** Entries shown **
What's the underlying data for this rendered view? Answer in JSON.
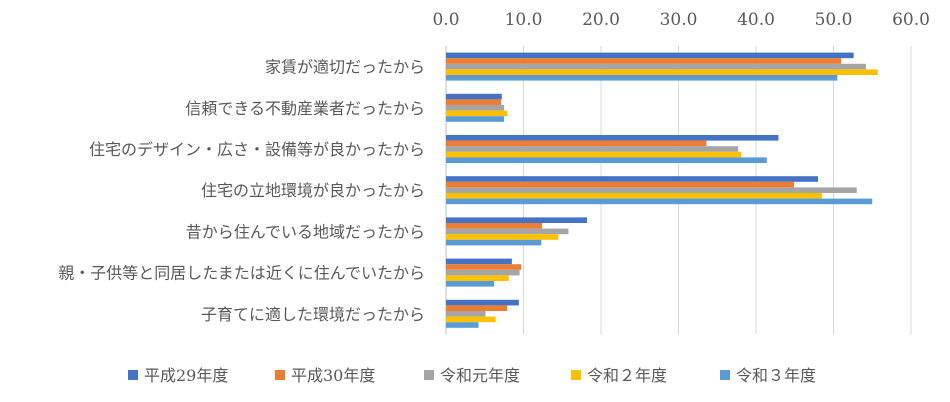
{
  "chart_data": {
    "type": "bar",
    "orientation": "horizontal",
    "title": "",
    "xlabel": "",
    "ylabel": "",
    "xlim": [
      0,
      60
    ],
    "x_ticks": [
      "0.0",
      "10.0",
      "20.0",
      "30.0",
      "40.0",
      "50.0",
      "60.0"
    ],
    "x_axis_position": "top",
    "grid": true,
    "legend_position": "bottom",
    "categories": [
      "家賃が適切だったから",
      "信頼できる不動産業者だったから",
      "住宅のデザイン・広さ・設備等が良かったから",
      "住宅の立地環境が良かったから",
      "昔から住んでいる地域だったから",
      "親・子供等と同居したまたは近くに住んでいたから",
      "子育てに適した環境だったから"
    ],
    "series": [
      {
        "name": "平成29年度",
        "color": "#4472C4",
        "values": [
          52.6,
          7.2,
          42.9,
          48.0,
          18.2,
          8.5,
          9.4
        ]
      },
      {
        "name": "平成30年度",
        "color": "#ED7D31",
        "values": [
          51.0,
          7.1,
          33.6,
          44.9,
          12.4,
          9.7,
          7.9
        ]
      },
      {
        "name": "令和元年度",
        "color": "#A5A5A5",
        "values": [
          54.2,
          7.5,
          37.7,
          53.0,
          15.8,
          9.5,
          5.1
        ]
      },
      {
        "name": "令和２年度",
        "color": "#FFC000",
        "values": [
          55.7,
          7.9,
          38.1,
          48.5,
          14.5,
          8.1,
          6.4
        ]
      },
      {
        "name": "令和３年度",
        "color": "#5B9BD5",
        "values": [
          50.5,
          7.5,
          41.4,
          55.0,
          12.3,
          6.2,
          4.2
        ]
      }
    ]
  }
}
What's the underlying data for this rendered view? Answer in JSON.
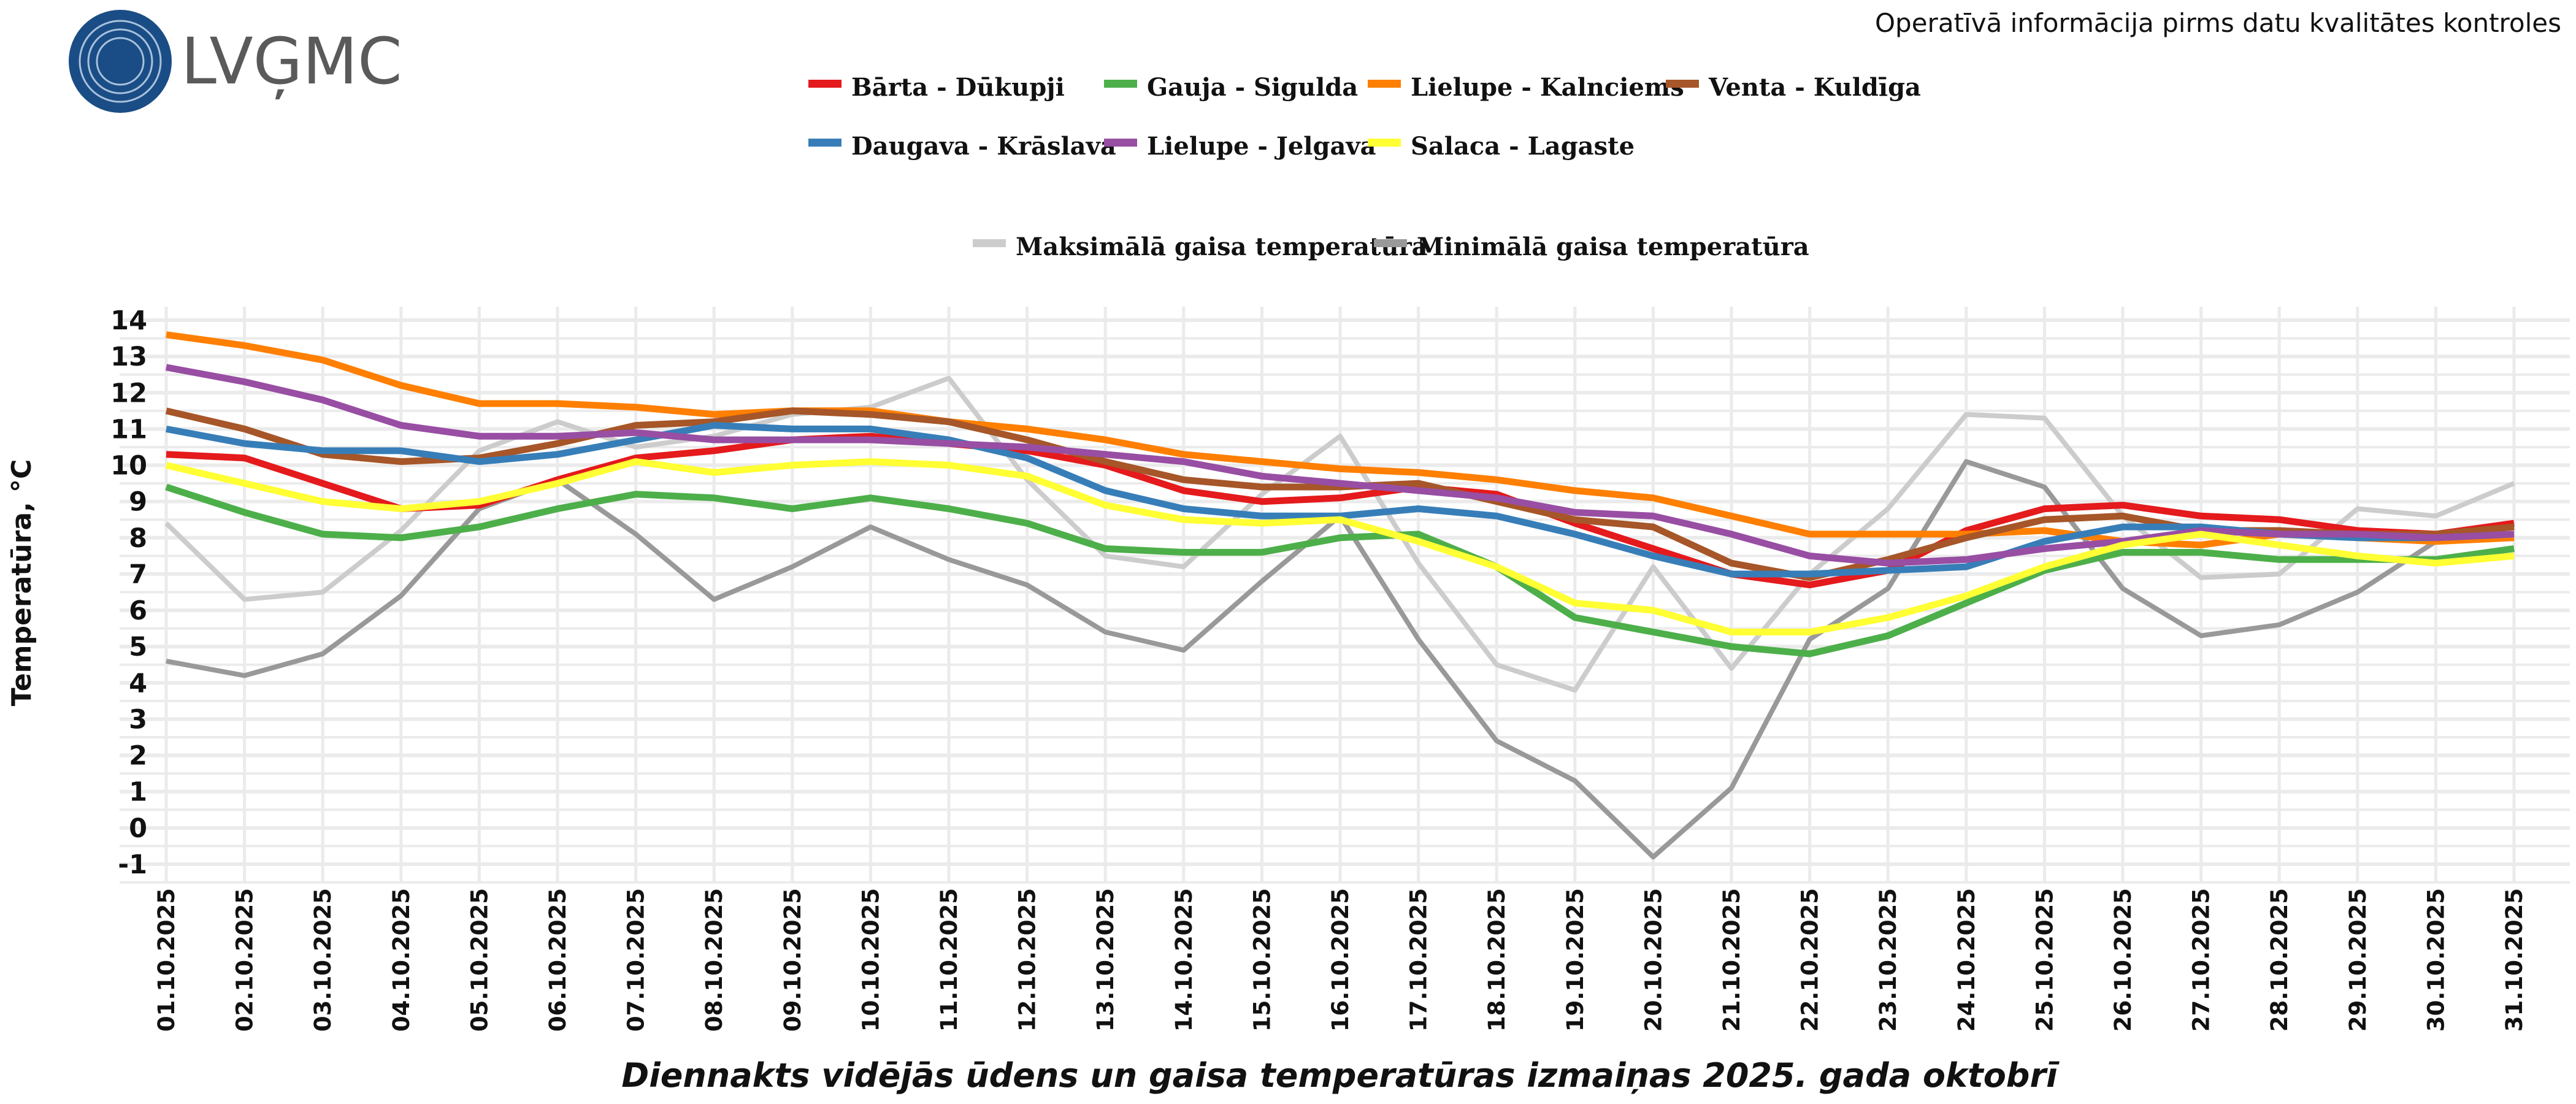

** Task statement **
Go through the material above and count the lines that include "color". Give the number alone.

** Reply to the exercise **
5